→ TO BE DONE:
Copy out all the lines exactly. Omit pictures.
** Start **
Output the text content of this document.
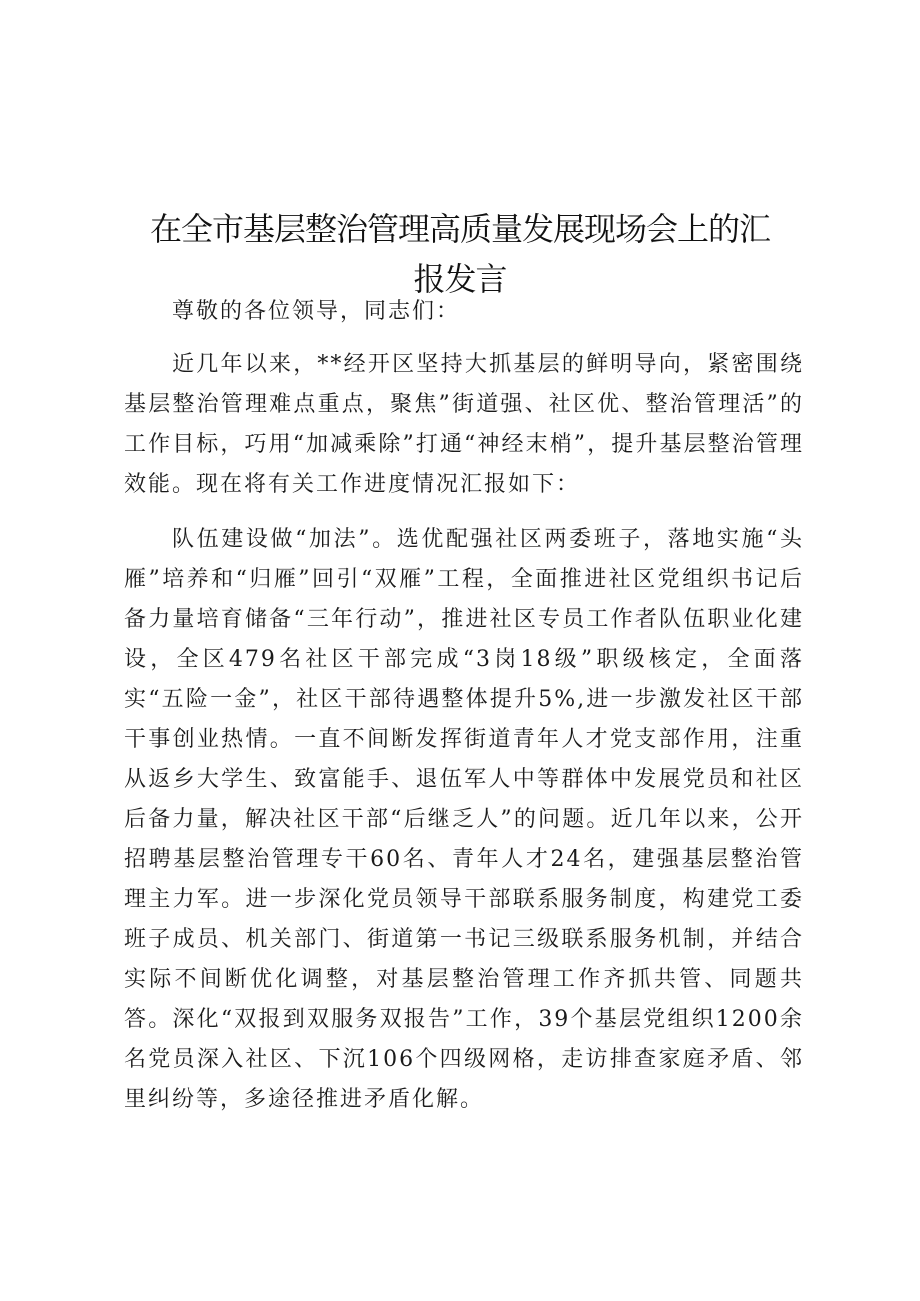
在全市基层整治管理高质量发展现场会上的汇
报发言

尊敬的各位领导，同志们：

近几年以来，**经开区坚持大抓基层的鲜明导向，紧密围绕基层整治管理难点重点，聚焦”街道强、社区优、整治管理活”的工作目标，巧用“加减乘除”打通“神经末梢”，提升基层整治管理效能。现在将有关工作进度情况汇报如下：

队伍建设做“加法”。选优配强社区两委班子，落地实施“头雁”培养和“归雁”回引“双雁”工程，全面推进社区党组织书记后备力量培育储备“三年行动”，推进社区专员工作者队伍职业化建设，全区479名社区干部完成“3岗18级”职级核定，全面落实“五险一金”，社区干部待遇整体提升5%,进一步激发社区干部干事创业热情。一直不间断发挥街道青年人才党支部作用，注重从返乡大学生、致富能手、退伍军人中等群体中发展党员和社区后备力量，解决社区干部“后继乏人”的问题。近几年以来，公开招聘基层整治管理专干60名、青年人才24名，建强基层整治管理主力军。进一步深化党员领导干部联系服务制度，构建党工委班子成员、机关部门、街道第一书记三级联系服务机制，并结合实际不间断优化调整，对基层整治管理工作齐抓共管、同题共答。深化“双报到双服务双报告”工作，39个基层党组织1200余名党员深入社区、下沉106个四级网格，走访排查家庭矛盾、邻里纠纷等，多途径推进矛盾化解。
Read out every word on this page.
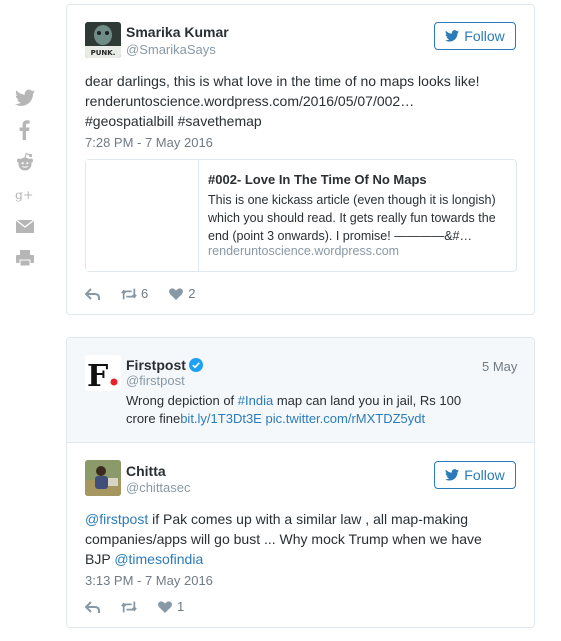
g+
PUNK.
Smarika Kumar
@SmarikaSays
Follow
dear darlings, this is what love in the time of no maps looks like!
renderuntoscience.wordpress.com/2016/05/07/002…
#geospatialbill #savethemap
7:28 PM - 7 May 2016
#002- Love In The Time Of No Maps
This is one kickass article (even though it is longish) which you should read. It gets really fun towards the end (point 3 onwards). I promise! ————&#…
renderuntoscience.wordpress.com
6	2
F Firstpost
@firstpost
5 May
Wrong depiction of #India map can land you in jail, Rs 100 crore finebit.ly/1T3Dt3E pic.twitter.com/rMXTDZ5ydt
Chitta
@chittasec
Follow
@firstpost if Pak comes up with a similar law , all map-making companies/apps will go bust ... Why mock Trump when we have BJP @timesofindia
3:13 PM - 7 May 2016
1
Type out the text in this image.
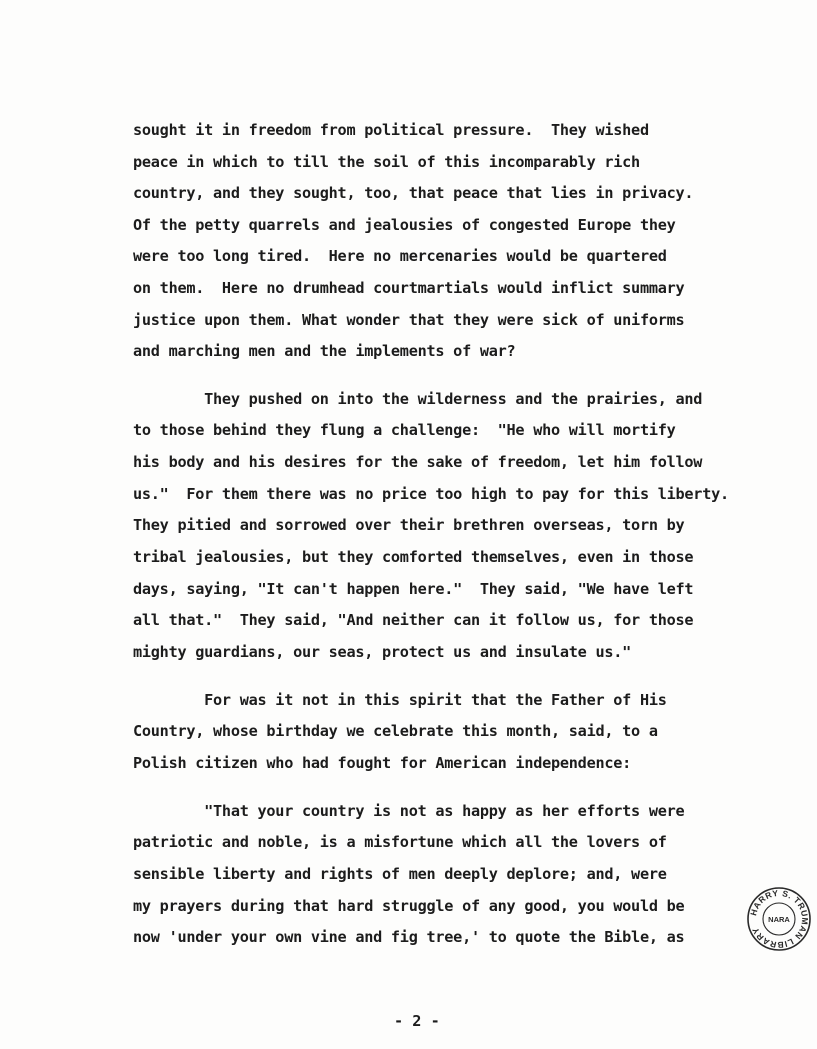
sought it in freedom from political pressure.  They wished
peace in which to till the soil of this incomparably rich
country, and they sought, too, that peace that lies in privacy.
Of the petty quarrels and jealousies of congested Europe they
were too long tired.  Here no mercenaries would be quartered
on them.  Here no drumhead courtmartials would inflict summary
justice upon them. What wonder that they were sick of uniforms
and marching men and the implements of war?
They pushed on into the wilderness and the prairies, and
to those behind they flung a challenge:  "He who will mortify
his body and his desires for the sake of freedom, let him follow
us."  For them there was no price too high to pay for this liberty.
They pitied and sorrowed over their brethren overseas, torn by
tribal jealousies, but they comforted themselves, even in those
days, saying, "It can't happen here."  They said, "We have left
all that."  They said, "And neither can it follow us, for those
mighty guardians, our seas, protect us and insulate us."
For was it not in this spirit that the Father of His
Country, whose birthday we celebrate this month, said, to a
Polish citizen who had fought for American independence:
"That your country is not as happy as her efforts were
patriotic and noble, is a misfortune which all the lovers of
sensible liberty and rights of men deeply deplore; and, were
my prayers during that hard struggle of any good, you would be
now 'under your own vine and fig tree,' to quote the Bible, as
HARRY S. TRUMAN LIBRARY
NARA
- 2 -
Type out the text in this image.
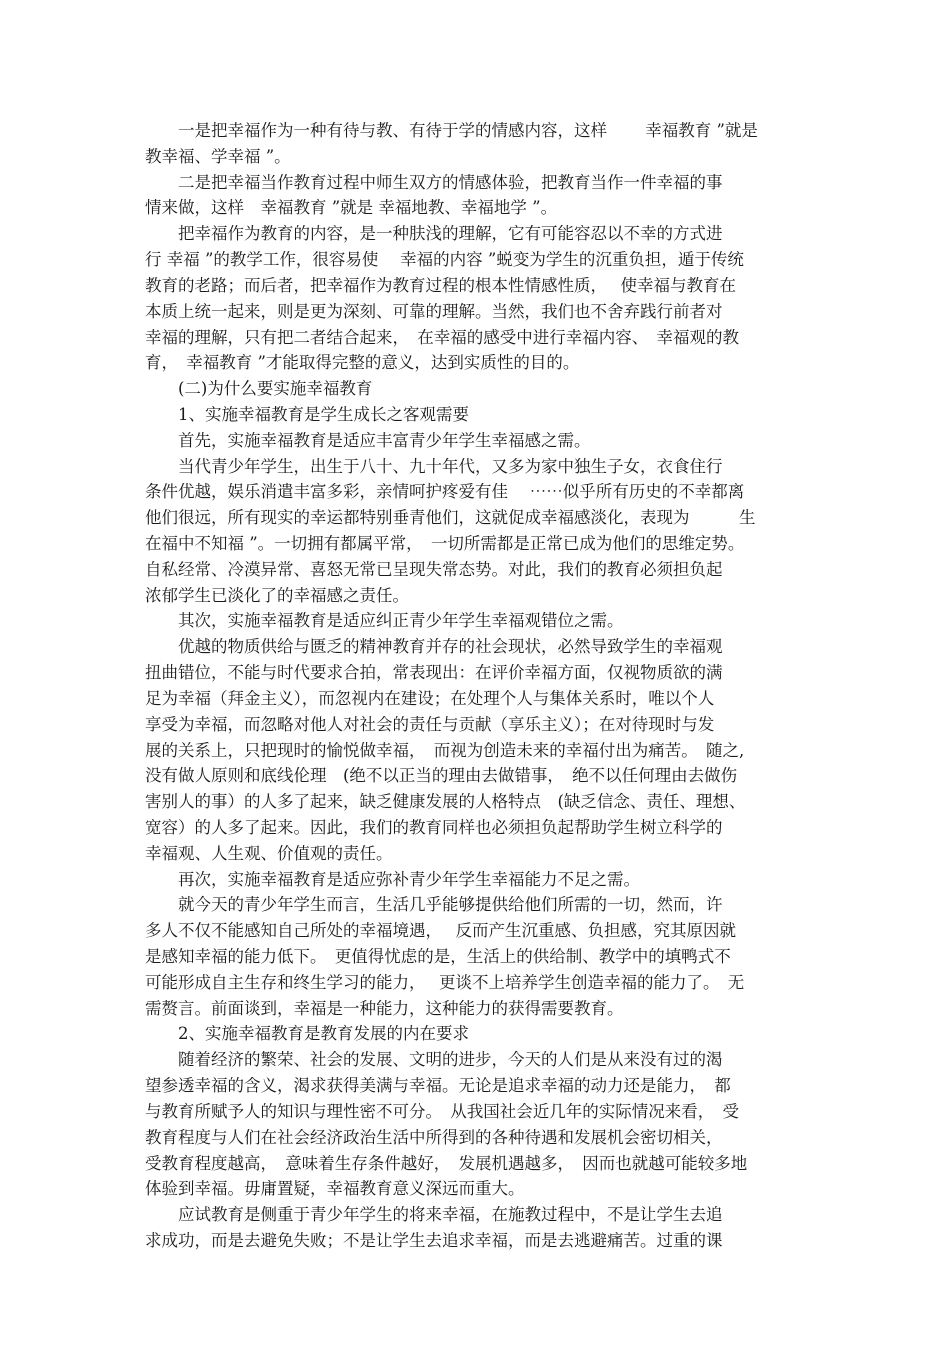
　　一是把幸福作为一种有待与教、有待于学的情感内容，这样　　 幸福教育 ”就是
教幸福、学幸福 ”。
　　二是把幸福当作教育过程中师生双方的情感体验，把教育当作一件幸福的事
情来做，这样　幸福教育 ”就是 幸福地教、幸福地学 ”。
　　把幸福作为教育的内容，是一种肤浅的理解，它有可能容忍以不幸的方式进
行 幸福 ”的教学工作，很容易使　 幸福的内容 ”蜕变为学生的沉重负担，遁于传统
教育的老路；而后者，把幸福作为教育过程的根本性情感性质，　 使幸福与教育在
本质上统一起来，则是更为深刻、可靠的理解。当然，我们也不舍弃践行前者对
幸福的理解，只有把二者结合起来，　在幸福的感受中进行幸福内容、　幸福观的教
育，　幸福教育 ”才能取得完整的意义，达到实质性的目的。
　　(二)为什么要实施幸福教育
　　1、实施幸福教育是学生成长之客观需要
　　首先，实施幸福教育是适应丰富青少年学生幸福感之需。
　　当代青少年学生，出生于八十、九十年代，又多为家中独生子女，衣食住行
条件优越，娱乐消遣丰富多彩，亲情呵护疼爱有佳　 ⋯⋯似乎所有历史的不幸都离
他们很远，所有现实的幸运都特别垂青他们，这就促成幸福感淡化，表现为　　　生
在福中不知福 ”。一切拥有都属平常，　一切所需都是正常已成为他们的思维定势。
自私经常、冷漠异常、喜怒无常已呈现失常态势。对此，我们的教育必须担负起
浓郁学生已淡化了的幸福感之责任。
　　其次，实施幸福教育是适应纠正青少年学生幸福观错位之需。
　　优越的物质供给与匮乏的精神教育并存的社会现状，必然导致学生的幸福观
扭曲错位，不能与时代要求合拍，常表现出：在评价幸福方面，仅视物质欲的满
足为幸福（拜金主义），而忽视内在建设；在处理个人与集体关系时，唯以个人
享受为幸福，而忽略对他人对社会的责任与贡献（享乐主义）；在对待现时与发
展的关系上，只把现时的愉悦做幸福，　而视为创造未来的幸福付出为痛苦。　随之,
没有做人原则和底线伦理　(绝不以正当的理由去做错事，　绝不以任何理由去做伤
害别人的事）的人多了起来，缺乏健康发展的人格特点　(缺乏信念、责任、理想、
宽容）的人多了起来。因此，我们的教育同样也必须担负起帮助学生树立科学的
幸福观、人生观、价值观的责任。
　　再次，实施幸福教育是适应弥补青少年学生幸福能力不足之需。
　　就今天的青少年学生而言，生活几乎能够提供给他们所需的一切，然而，许
多人不仅不能感知自己所处的幸福境遇，　 反而产生沉重感、负担感，究其原因就
是感知幸福的能力低下。　更值得忧虑的是，生活上的供给制、教学中的填鸭式不
可能形成自主生存和终生学习的能力，　 更谈不上培养学生创造幸福的能力了。　无
需赘言。前面谈到，幸福是一种能力，这种能力的获得需要教育。
　　2、实施幸福教育是教育发展的内在要求
　　随着经济的繁荣、社会的发展、文明的进步，今天的人们是从来没有过的渴
望参透幸福的含义，渴求获得美满与幸福。无论是追求幸福的动力还是能力，　都
与教育所赋予人的知识与理性密不可分。　从我国社会近几年的实际情况来看，　受
教育程度与人们在社会经济政治生活中所得到的各种待遇和发展机会密切相关，
受教育程度越高，　意味着生存条件越好，　发展机遇越多，　因而也就越可能较多地
体验到幸福。毋庸置疑，幸福教育意义深远而重大。
　　应试教育是侧重于青少年学生的将来幸福，在施教过程中，不是让学生去追
求成功，而是去避免失败；不是让学生去追求幸福，而是去逃避痛苦。过重的课
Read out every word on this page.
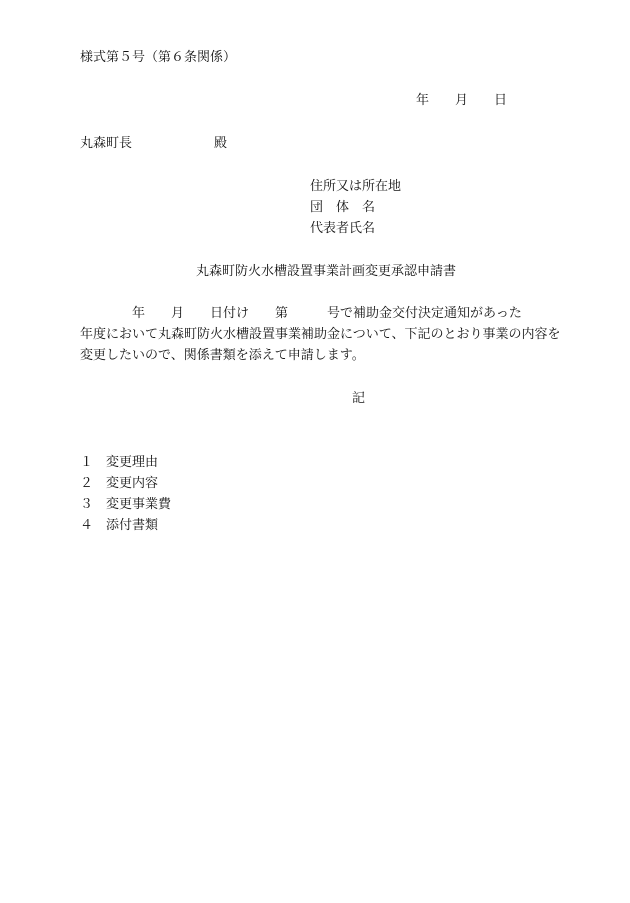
様式第５号（第６条関係）
年　　月　　日
丸森町長	殿
住所又は所在地
団　体　名
代表者氏名
丸森町防火水槽設置事業計画変更承認申請書
年　　月　　日付け　　第　　　号で補助金交付決定通知があった
年度において丸森町防火水槽設置事業補助金について、下記のとおり事業の内容を
変更したいので、関係書類を添えて申請します。
記
１ 変更理由
２ 変更内容
３ 変更事業費
４ 添付書類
** End **
→ ANSWER BELOW:
Output the text content of this document.
在全市基层整治管理高质量发展现场会上的汇
报发言

尊敬的各位领导，同志们：

近几年以来，**经开区坚持大抓基层的鲜明导向，紧密围绕基层整治管理难点重点，聚焦”街道强、社区优、整治管理活”的工作目标，巧用“加减乘除”打通“神经末梢”，提升基层整治管理效能。现在将有关工作进度情况汇报如下：

队伍建设做“加法”。选优配强社区两委班子，落地实施“头雁”培养和“归雁”回引“双雁”工程，全面推进社区党组织书记后备力量培育储备“三年行动”，推进社区专员工作者队伍职业化建设，全区479名社区干部完成“3岗18级”职级核定，全面落实“五险一金”，社区干部待遇整体提升5%,进一步激发社区干部干事创业热情。一直不间断发挥街道青年人才党支部作用，注重从返乡大学生、致富能手、退伍军人中等群体中发展党员和社区后备力量，解决社区干部“后继乏人”的问题。近几年以来，公开招聘基层整治管理专干60名、青年人才24名，建强基层整治管理主力军。进一步深化党员领导干部联系服务制度，构建党工委班子成员、机关部门、街道第一书记三级联系服务机制，并结合实际不间断优化调整，对基层整治管理工作齐抓共管、同题共答。深化“双报到双服务双报告”工作，39个基层党组织1200余名党员深入社区、下沉106个四级网格，走访排查家庭矛盾、邻里纠纷等，多途径推进矛盾化解。
Read out every word on this page.
g+
PUNK.
Smarika Kumar
@SmarikaSays
Follow
dear darlings, this is what love in the time of no maps looks like!
renderuntoscience.wordpress.com/2016/05/07/002…
#geospatialbill #savethemap
7:28 PM - 7 May 2016
#002- Love In The Time Of No Maps
This is one kickass article (even though it is longish) which you should read. It gets really fun towards the end (point 3 onwards). I promise! ————&#…
renderuntoscience.wordpress.com
6	2
F Firstpost
@firstpost
5 May
Wrong depiction of #India map can land you in jail, Rs 100 crore finebit.ly/1T3Dt3E pic.twitter.com/rMXTDZ5ydt
Chitta
@chittasec
Follow
@firstpost if Pak comes up with a similar law , all map-making companies/apps will go bust ... Why mock Trump when we have BJP @timesofindia
3:13 PM - 7 May 2016
1
Type out the text in this image.
sought it in freedom from political pressure.  They wished
peace in which to till the soil of this incomparably rich
country, and they sought, too, that peace that lies in privacy.
Of the petty quarrels and jealousies of congested Europe they
were too long tired.  Here no mercenaries would be quartered
on them.  Here no drumhead courtmartials would inflict summary
justice upon them. What wonder that they were sick of uniforms
and marching men and the implements of war?
They pushed on into the wilderness and the prairies, and
to those behind they flung a challenge:  "He who will mortify
his body and his desires for the sake of freedom, let him follow
us."  For them there was no price too high to pay for this liberty.
They pitied and sorrowed over their brethren overseas, torn by
tribal jealousies, but they comforted themselves, even in those
days, saying, "It can't happen here."  They said, "We have left
all that."  They said, "And neither can it follow us, for those
mighty guardians, our seas, protect us and insulate us."
For was it not in this spirit that the Father of His
Country, whose birthday we celebrate this month, said, to a
Polish citizen who had fought for American independence:
"That your country is not as happy as her efforts were
patriotic and noble, is a misfortune which all the lovers of
sensible liberty and rights of men deeply deplore; and, were
my prayers during that hard struggle of any good, you would be
now 'under your own vine and fig tree,' to quote the Bible, as
HARRY S. TRUMAN LIBRARY
NARA
- 2 -
Type out the text in this image.
　　一是把幸福作为一种有待与教、有待于学的情感内容，这样　　 幸福教育 ”就是
教幸福、学幸福 ”。
　　二是把幸福当作教育过程中师生双方的情感体验，把教育当作一件幸福的事
情来做，这样　幸福教育 ”就是 幸福地教、幸福地学 ”。
　　把幸福作为教育的内容，是一种肤浅的理解，它有可能容忍以不幸的方式进
行 幸福 ”的教学工作，很容易使　 幸福的内容 ”蜕变为学生的沉重负担，遁于传统
教育的老路；而后者，把幸福作为教育过程的根本性情感性质，　 使幸福与教育在
本质上统一起来，则是更为深刻、可靠的理解。当然，我们也不舍弃践行前者对
幸福的理解，只有把二者结合起来，　在幸福的感受中进行幸福内容、　幸福观的教
育，　幸福教育 ”才能取得完整的意义，达到实质性的目的。
　　(二)为什么要实施幸福教育
　　1、实施幸福教育是学生成长之客观需要
　　首先，实施幸福教育是适应丰富青少年学生幸福感之需。
　　当代青少年学生，出生于八十、九十年代，又多为家中独生子女，衣食住行
条件优越，娱乐消遣丰富多彩，亲情呵护疼爱有佳　 ⋯⋯似乎所有历史的不幸都离
他们很远，所有现实的幸运都特别垂青他们，这就促成幸福感淡化，表现为　　　生
在福中不知福 ”。一切拥有都属平常，　一切所需都是正常已成为他们的思维定势。
自私经常、冷漠异常、喜怒无常已呈现失常态势。对此，我们的教育必须担负起
浓郁学生已淡化了的幸福感之责任。
　　其次，实施幸福教育是适应纠正青少年学生幸福观错位之需。
　　优越的物质供给与匮乏的精神教育并存的社会现状，必然导致学生的幸福观
扭曲错位，不能与时代要求合拍，常表现出：在评价幸福方面，仅视物质欲的满
足为幸福（拜金主义），而忽视内在建设；在处理个人与集体关系时，唯以个人
享受为幸福，而忽略对他人对社会的责任与贡献（享乐主义）；在对待现时与发
展的关系上，只把现时的愉悦做幸福，　而视为创造未来的幸福付出为痛苦。　随之,
没有做人原则和底线伦理　(绝不以正当的理由去做错事，　绝不以任何理由去做伤
害别人的事）的人多了起来，缺乏健康发展的人格特点　(缺乏信念、责任、理想、
宽容）的人多了起来。因此，我们的教育同样也必须担负起帮助学生树立科学的
幸福观、人生观、价值观的责任。
　　再次，实施幸福教育是适应弥补青少年学生幸福能力不足之需。
　　就今天的青少年学生而言，生活几乎能够提供给他们所需的一切，然而，许
多人不仅不能感知自己所处的幸福境遇，　 反而产生沉重感、负担感，究其原因就
是感知幸福的能力低下。　更值得忧虑的是，生活上的供给制、教学中的填鸭式不
可能形成自主生存和终生学习的能力，　 更谈不上培养学生创造幸福的能力了。　无
需赘言。前面谈到，幸福是一种能力，这种能力的获得需要教育。
　　2、实施幸福教育是教育发展的内在要求
　　随着经济的繁荣、社会的发展、文明的进步，今天的人们是从来没有过的渴
望参透幸福的含义，渴求获得美满与幸福。无论是追求幸福的动力还是能力，　都
与教育所赋予人的知识与理性密不可分。　从我国社会近几年的实际情况来看，　受
教育程度与人们在社会经济政治生活中所得到的各种待遇和发展机会密切相关，
受教育程度越高，　意味着生存条件越好，　发展机遇越多，　因而也就越可能较多地
体验到幸福。毋庸置疑，幸福教育意义深远而重大。
　　应试教育是侧重于青少年学生的将来幸福，在施教过程中，不是让学生去追
求成功，而是去避免失败；不是让学生去追求幸福，而是去逃避痛苦。过重的课
Read out every word on this page.
様式第５号（第６条関係）
年　　月　　日
丸森町長	殿
住所又は所在地
団　体　名
代表者氏名
丸森町防火水槽設置事業計画変更承認申請書
年　　月　　日付け　　第　　　号で補助金交付決定通知があった
年度において丸森町防火水槽設置事業補助金について、下記のとおり事業の内容を
変更したいので、関係書類を添えて申請します。
記
１ 変更理由
２ 変更内容
３ 変更事業費
４ 添付書類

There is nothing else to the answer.